EXERCISE REQUIREMENTS » Return each line containing the string "dette".

## Start THE RECORDS

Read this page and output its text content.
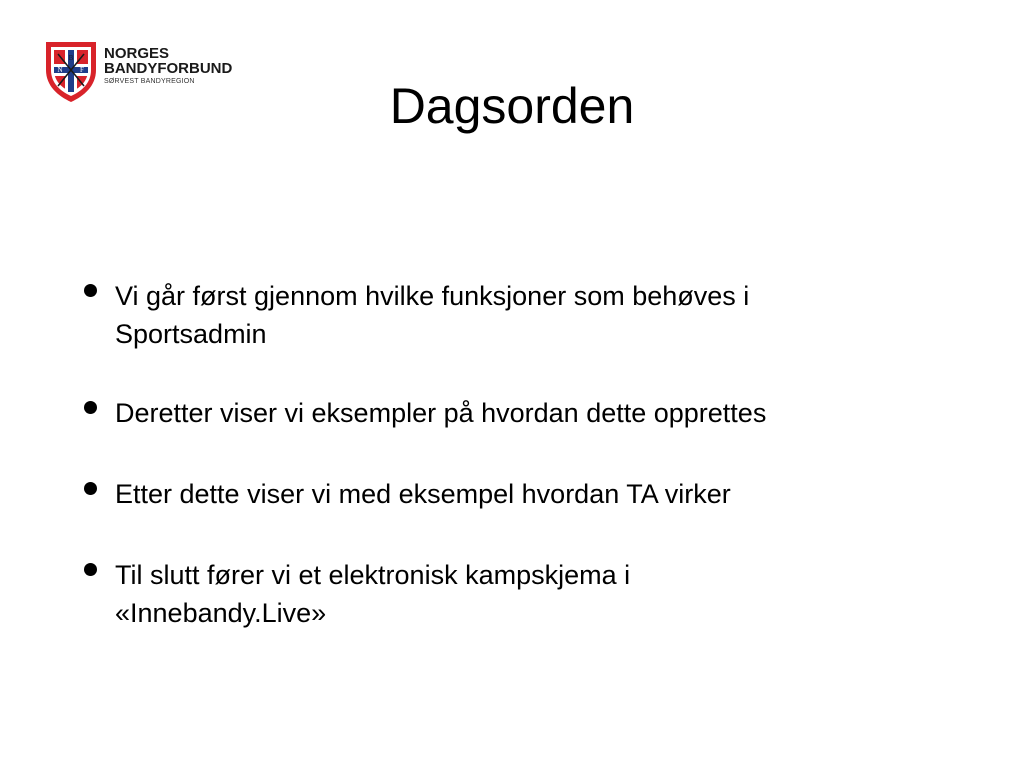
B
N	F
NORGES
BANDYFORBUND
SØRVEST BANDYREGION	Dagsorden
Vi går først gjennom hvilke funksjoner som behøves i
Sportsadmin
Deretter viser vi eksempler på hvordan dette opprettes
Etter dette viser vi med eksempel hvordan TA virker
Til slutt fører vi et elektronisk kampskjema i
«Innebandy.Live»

## End THE RECORDS
## Start THE RECORDS

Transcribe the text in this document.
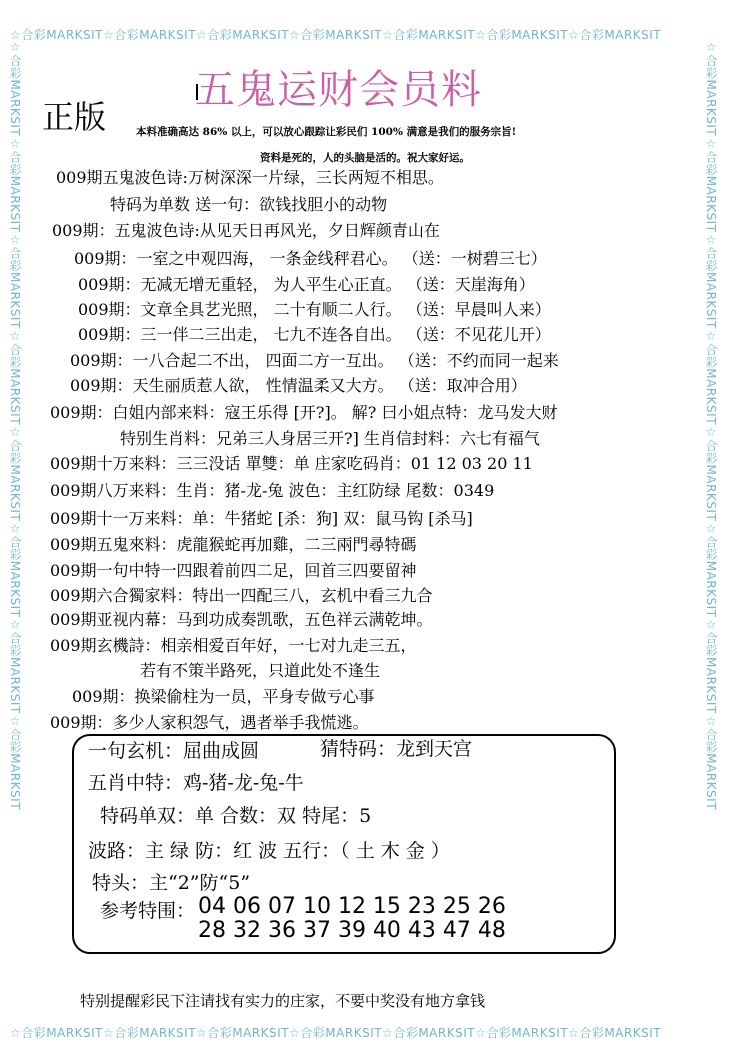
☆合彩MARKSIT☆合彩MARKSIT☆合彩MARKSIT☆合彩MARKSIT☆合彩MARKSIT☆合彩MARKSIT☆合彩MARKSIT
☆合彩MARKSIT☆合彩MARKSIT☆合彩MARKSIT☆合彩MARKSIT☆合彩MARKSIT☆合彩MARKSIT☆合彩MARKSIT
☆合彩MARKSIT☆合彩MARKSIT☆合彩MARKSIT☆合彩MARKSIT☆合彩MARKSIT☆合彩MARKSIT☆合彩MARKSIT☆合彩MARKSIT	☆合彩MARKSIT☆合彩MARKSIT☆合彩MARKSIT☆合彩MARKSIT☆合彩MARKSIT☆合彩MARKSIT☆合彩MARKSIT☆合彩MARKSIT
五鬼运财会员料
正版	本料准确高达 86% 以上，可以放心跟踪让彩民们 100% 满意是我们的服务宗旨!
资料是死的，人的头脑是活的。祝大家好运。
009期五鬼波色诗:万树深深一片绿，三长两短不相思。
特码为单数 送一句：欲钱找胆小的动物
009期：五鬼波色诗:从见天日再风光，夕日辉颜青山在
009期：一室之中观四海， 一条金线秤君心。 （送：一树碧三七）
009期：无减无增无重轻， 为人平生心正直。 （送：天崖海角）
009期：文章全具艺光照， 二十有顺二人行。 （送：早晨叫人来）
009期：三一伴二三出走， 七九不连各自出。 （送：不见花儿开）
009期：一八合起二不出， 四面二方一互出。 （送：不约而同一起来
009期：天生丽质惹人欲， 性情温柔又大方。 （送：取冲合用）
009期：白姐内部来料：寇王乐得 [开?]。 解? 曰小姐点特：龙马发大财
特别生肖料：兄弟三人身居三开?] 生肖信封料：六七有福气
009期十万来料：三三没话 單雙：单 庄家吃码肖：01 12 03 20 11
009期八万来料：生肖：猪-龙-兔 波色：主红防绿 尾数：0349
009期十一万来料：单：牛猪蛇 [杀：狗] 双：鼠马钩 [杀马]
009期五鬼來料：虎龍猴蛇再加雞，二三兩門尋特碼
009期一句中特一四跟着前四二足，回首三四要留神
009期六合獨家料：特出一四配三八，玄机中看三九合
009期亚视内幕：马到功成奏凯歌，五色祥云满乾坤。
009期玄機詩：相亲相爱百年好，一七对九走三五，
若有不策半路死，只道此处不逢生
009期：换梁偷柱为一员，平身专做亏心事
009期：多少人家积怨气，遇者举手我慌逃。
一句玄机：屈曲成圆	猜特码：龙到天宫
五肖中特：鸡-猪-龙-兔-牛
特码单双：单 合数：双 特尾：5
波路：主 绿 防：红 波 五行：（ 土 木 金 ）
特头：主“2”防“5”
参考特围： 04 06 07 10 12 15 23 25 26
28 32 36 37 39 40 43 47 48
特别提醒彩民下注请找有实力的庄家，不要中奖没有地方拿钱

## End THE RECORDS

SOLUTION FOR THIS PROBLEM »
Deretter viser vi eksempler på hvordan dette opprettes
Etter dette viser vi med eksempel hvordan TA virker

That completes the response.